* [DATA ENTRIES]
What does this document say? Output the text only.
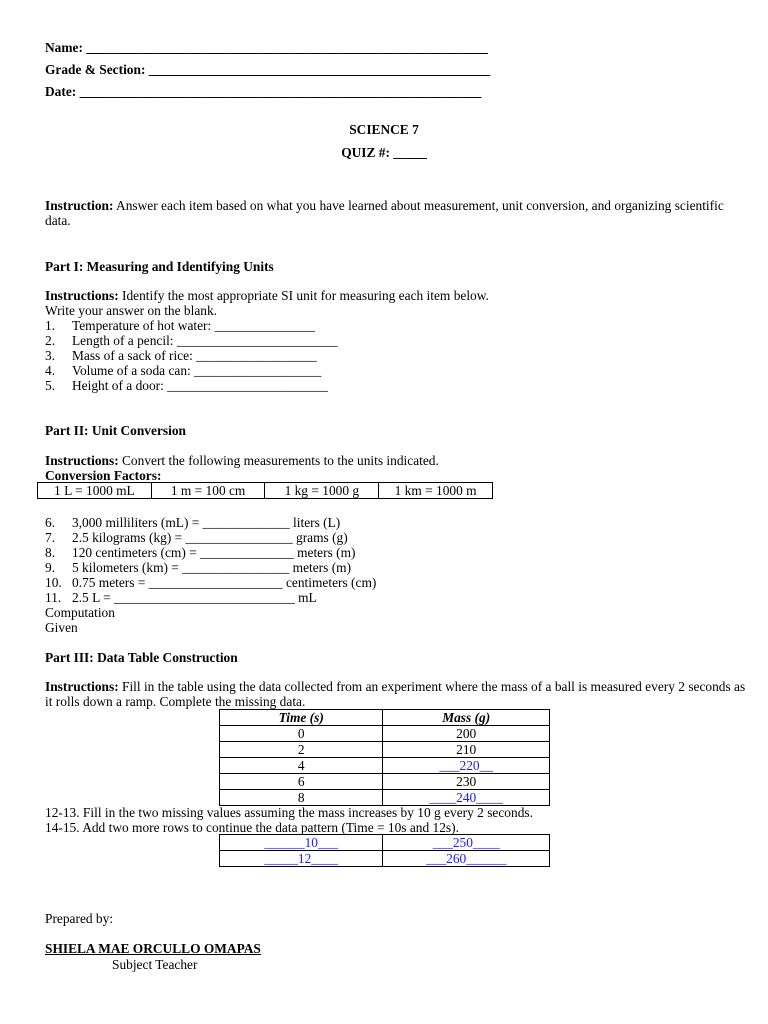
Name: ____________________________________________________________
Grade & Section: ___________________________________________________
Date: ____________________________________________________________
SCIENCE 7
QUIZ #: _____
Instruction: Answer each item based on what you have learned about measurement, unit conversion, and organizing scientific data.
Part I: Measuring and Identifying Units
Instructions: Identify the most appropriate SI unit for measuring each item below.
Write your answer on the blank.
1. Temperature of hot water: _______________
2. Length of a pencil: ________________________
3. Mass of a sack of rice: __________________
4. Volume of a soda can: ___________________
5. Height of a door: ________________________
Part II: Unit Conversion
Instructions: Convert the following measurements to the units indicated.
Conversion Factors:
1 L = 1000 mL	1 m = 100 cm	1 kg = 1000 g	1 km = 1000 m
6. 3,000 milliliters (mL) = _____________ liters (L)
7. 2.5 kilograms (kg) = ________________ grams (g)
8. 120 centimeters (cm) = ______________ meters (m)
9. 5 kilometers (km) = ________________ meters (m)
10. 0.75 meters = ____________________ centimeters (cm)
11. 2.5 L = ___________________________ mL
Computation
Given
Part III: Data Table Construction
Instructions: Fill in the table using the data collected from an experiment where the mass of a ball is measured every 2 seconds as it rolls down a ramp. Complete the missing data.
Time (s)	Mass (g)
0	200
2	210
4	___220__
6	230
8	____240____
12-13. Fill in the two missing values assuming the mass increases by 10 g every 2 seconds.
14-15. Add two more rows to continue the data pattern (Time = 10s and 12s).
______10___	___250____
_____12____	___260______
Prepared by:
SHIELA MAE ORCULLO OMAPAS
Subject Teacher
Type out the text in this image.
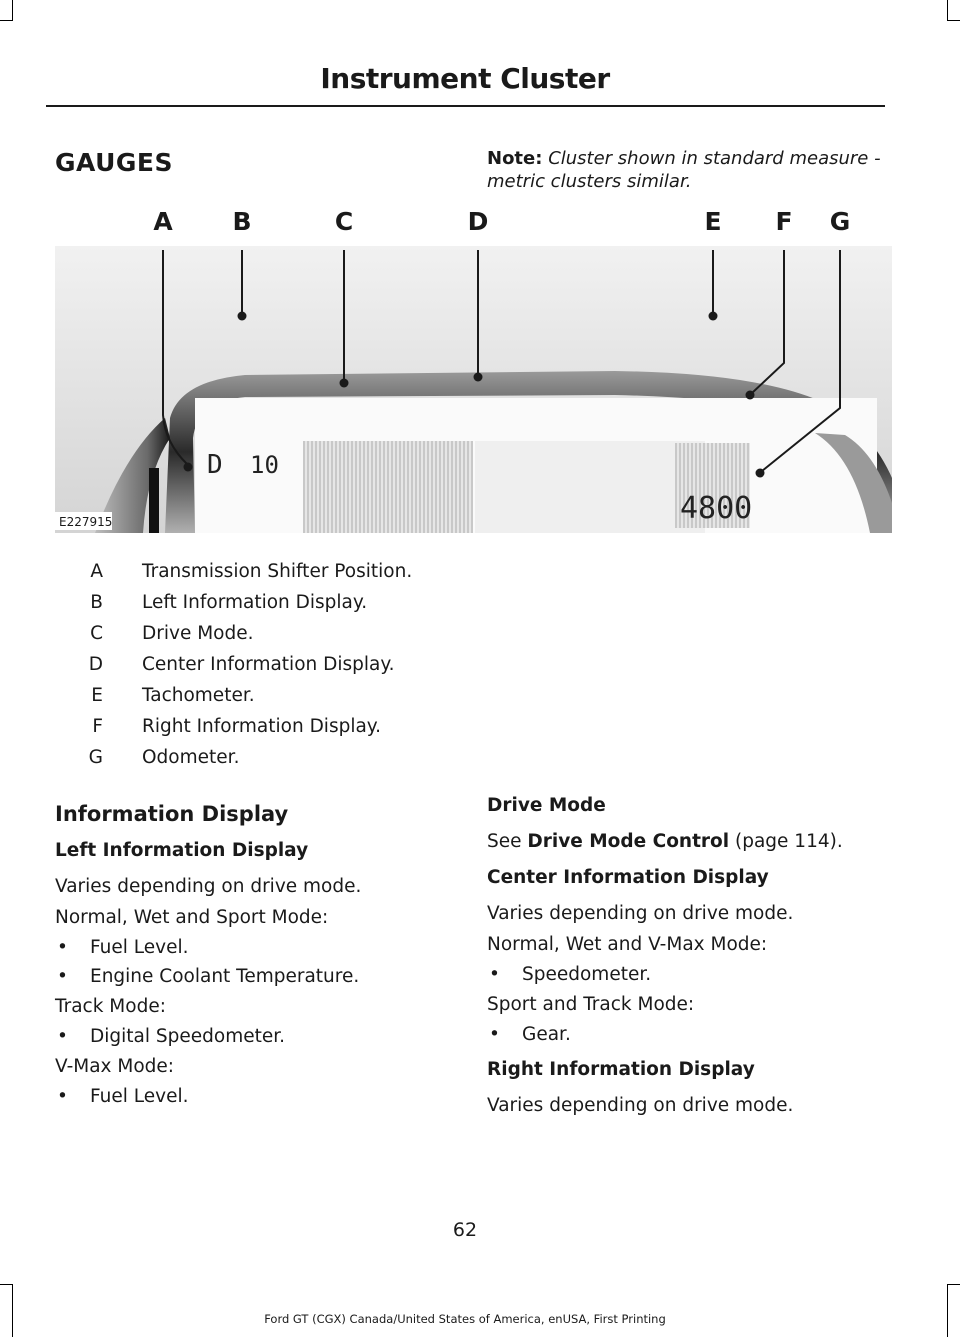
Instrument Cluster
GAUGES	Note: Cluster shown in standard measure - metric clusters similar.
A B	C	D	E F G
D 10
4800
E227915
A	Transmission Shifter Position.
B	Left Information Display.
C	Drive Mode.
D	Center Information Display.
E	Tachometer.
F	Right Information Display.
G	Odometer.
Information Display
Left Information Display
Varies depending on drive mode.
Normal, Wet and Sport Mode:
•	Fuel Level.
•	Engine Coolant Temperature.
Track Mode:
•	Digital Speedometer.
V-Max Mode:
•	Fuel Level.
Drive Mode
See Drive Mode Control (page 114).
Center Information Display
Varies depending on drive mode.
Normal, Wet and V-Max Mode:
•	Speedometer.
Sport and Track Mode:
•	Gear.
Right Information Display
Varies depending on drive mode.
62
Ford GT (CGX) Canada/United States of America, enUSA, First Printing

* [YOUR GOAL]
Looking at the records above, work out how many lines include the string "Right". Give the number and nothing else.

* [EXPECTED OUTPUT]
2